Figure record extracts
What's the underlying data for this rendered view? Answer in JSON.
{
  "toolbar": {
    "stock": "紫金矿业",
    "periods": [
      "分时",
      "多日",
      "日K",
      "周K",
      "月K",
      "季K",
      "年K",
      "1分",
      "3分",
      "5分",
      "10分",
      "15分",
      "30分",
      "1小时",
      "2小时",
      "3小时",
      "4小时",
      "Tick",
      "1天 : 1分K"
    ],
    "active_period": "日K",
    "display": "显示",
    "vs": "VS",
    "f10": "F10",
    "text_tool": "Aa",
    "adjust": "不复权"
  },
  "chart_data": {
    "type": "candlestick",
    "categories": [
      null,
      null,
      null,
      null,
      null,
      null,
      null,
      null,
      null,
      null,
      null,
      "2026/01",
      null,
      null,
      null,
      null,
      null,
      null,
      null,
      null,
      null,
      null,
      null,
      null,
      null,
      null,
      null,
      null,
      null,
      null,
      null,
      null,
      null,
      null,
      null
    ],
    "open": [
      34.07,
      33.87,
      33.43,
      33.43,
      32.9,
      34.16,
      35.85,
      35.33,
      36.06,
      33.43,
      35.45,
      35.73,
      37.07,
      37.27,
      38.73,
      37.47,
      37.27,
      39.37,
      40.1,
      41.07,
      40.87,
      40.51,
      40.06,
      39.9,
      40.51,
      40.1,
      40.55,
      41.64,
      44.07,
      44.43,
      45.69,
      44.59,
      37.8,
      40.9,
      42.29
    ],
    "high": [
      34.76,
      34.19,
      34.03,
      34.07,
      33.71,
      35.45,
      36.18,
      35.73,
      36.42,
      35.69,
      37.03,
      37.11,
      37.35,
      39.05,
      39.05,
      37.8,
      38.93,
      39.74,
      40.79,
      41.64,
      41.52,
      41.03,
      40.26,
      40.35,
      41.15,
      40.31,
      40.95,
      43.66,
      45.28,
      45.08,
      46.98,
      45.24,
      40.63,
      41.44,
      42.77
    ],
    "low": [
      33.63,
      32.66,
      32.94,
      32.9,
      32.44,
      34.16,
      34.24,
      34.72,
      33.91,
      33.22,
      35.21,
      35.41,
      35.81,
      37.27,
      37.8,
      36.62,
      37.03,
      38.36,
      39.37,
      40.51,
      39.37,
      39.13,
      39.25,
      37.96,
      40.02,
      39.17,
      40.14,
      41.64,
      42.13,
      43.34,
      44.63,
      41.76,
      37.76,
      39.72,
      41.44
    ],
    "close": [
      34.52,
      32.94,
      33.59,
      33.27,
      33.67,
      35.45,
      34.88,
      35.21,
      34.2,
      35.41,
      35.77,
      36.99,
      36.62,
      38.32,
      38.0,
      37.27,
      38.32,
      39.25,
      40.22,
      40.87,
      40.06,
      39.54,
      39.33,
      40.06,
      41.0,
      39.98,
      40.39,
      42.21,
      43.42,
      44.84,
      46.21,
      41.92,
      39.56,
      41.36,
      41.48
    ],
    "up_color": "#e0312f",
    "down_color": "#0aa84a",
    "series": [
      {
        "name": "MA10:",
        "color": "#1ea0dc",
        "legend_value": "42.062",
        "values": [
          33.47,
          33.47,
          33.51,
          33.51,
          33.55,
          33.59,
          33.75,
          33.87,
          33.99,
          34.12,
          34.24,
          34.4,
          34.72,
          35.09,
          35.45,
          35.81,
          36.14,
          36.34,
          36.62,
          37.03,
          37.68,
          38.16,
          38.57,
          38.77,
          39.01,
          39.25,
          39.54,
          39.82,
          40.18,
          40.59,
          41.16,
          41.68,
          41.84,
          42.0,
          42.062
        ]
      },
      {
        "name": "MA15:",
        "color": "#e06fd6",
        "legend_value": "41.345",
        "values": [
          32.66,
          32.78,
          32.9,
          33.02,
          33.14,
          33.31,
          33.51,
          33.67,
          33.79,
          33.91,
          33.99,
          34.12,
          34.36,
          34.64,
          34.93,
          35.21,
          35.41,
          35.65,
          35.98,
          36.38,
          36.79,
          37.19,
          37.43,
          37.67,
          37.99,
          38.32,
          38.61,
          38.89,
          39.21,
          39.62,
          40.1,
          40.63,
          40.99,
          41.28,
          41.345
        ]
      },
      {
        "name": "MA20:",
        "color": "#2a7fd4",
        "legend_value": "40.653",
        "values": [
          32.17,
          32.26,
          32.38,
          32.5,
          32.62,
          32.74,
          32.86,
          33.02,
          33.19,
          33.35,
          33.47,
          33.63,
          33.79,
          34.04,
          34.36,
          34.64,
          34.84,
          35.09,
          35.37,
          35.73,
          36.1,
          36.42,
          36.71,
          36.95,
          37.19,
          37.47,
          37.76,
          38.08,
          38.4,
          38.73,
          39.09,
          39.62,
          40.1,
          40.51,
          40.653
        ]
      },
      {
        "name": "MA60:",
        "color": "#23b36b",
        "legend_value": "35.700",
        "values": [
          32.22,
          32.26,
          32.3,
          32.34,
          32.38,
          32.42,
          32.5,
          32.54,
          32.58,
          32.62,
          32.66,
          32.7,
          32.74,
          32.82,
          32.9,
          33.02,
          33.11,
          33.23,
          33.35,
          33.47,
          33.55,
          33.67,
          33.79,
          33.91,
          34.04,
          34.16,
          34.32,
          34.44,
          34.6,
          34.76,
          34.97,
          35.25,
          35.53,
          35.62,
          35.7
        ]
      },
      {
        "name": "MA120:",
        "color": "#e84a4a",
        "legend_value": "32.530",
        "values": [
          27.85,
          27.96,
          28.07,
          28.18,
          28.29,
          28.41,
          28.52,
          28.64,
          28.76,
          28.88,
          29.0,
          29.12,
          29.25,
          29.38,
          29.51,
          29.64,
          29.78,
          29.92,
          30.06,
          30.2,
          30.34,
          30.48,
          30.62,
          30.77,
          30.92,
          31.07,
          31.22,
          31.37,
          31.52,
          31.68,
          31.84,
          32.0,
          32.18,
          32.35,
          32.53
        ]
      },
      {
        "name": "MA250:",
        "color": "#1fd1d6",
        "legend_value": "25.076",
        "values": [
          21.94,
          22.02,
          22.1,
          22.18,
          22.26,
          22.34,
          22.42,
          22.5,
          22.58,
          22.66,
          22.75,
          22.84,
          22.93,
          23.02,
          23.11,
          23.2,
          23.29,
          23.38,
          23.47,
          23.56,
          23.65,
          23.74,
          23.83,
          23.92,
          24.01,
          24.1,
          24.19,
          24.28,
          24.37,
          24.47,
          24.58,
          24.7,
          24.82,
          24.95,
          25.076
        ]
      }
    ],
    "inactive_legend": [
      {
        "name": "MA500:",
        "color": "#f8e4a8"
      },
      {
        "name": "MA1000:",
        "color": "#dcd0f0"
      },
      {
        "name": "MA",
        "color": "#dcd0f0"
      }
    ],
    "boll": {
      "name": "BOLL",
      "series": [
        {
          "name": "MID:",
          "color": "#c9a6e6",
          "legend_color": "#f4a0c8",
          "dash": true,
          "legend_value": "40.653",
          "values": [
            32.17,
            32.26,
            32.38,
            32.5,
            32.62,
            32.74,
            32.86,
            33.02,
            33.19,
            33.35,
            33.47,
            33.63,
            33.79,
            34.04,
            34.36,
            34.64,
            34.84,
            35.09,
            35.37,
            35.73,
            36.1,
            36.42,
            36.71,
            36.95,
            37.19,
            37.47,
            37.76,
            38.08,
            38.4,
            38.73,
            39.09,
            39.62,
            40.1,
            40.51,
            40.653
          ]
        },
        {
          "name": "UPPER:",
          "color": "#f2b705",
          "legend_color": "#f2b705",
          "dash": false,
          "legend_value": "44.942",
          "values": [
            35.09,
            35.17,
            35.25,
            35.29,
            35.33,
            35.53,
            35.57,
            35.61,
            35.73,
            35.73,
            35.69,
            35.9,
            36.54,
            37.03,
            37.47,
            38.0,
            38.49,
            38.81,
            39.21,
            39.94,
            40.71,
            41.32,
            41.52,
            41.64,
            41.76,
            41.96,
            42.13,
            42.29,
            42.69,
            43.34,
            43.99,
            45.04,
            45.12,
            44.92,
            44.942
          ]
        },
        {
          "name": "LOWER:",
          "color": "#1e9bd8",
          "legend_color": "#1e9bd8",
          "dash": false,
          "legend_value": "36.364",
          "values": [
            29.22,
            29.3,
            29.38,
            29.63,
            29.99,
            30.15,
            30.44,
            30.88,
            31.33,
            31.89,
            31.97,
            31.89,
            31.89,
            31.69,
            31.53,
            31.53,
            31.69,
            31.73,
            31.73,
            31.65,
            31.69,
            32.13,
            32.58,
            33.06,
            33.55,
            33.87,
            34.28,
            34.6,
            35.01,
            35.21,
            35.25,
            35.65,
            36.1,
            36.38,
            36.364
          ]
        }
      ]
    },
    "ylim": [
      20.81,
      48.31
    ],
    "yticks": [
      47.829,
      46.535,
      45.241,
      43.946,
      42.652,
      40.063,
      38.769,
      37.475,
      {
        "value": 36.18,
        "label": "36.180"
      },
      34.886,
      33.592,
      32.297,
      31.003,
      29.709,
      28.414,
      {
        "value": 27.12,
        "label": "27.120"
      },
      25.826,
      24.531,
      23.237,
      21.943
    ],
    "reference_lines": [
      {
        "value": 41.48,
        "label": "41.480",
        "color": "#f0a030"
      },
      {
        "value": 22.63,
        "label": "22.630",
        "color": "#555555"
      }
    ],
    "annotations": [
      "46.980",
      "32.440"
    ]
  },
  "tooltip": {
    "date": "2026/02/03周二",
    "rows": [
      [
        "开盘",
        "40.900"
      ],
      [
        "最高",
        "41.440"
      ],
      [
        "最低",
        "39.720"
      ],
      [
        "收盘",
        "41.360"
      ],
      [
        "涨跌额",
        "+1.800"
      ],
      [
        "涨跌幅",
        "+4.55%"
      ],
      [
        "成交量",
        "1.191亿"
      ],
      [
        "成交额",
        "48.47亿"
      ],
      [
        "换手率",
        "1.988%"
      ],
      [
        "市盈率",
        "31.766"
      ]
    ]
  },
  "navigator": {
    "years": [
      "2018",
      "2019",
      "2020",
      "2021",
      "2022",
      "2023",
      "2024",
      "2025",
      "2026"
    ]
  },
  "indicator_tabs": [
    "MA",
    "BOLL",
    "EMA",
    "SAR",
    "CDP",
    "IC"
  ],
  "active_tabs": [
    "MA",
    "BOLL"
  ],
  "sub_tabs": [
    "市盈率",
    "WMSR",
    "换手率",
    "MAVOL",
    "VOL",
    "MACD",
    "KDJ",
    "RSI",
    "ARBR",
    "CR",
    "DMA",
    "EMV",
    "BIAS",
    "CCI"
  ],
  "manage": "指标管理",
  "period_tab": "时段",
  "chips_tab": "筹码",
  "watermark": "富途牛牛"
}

WHAT TO PRODUCE: Gather each line in the data that holds the string "label".

TASK SOLUTION:
        "label": "36.180"
        "label": "27.120"
        "label": "41.480",
        "label": "22.630",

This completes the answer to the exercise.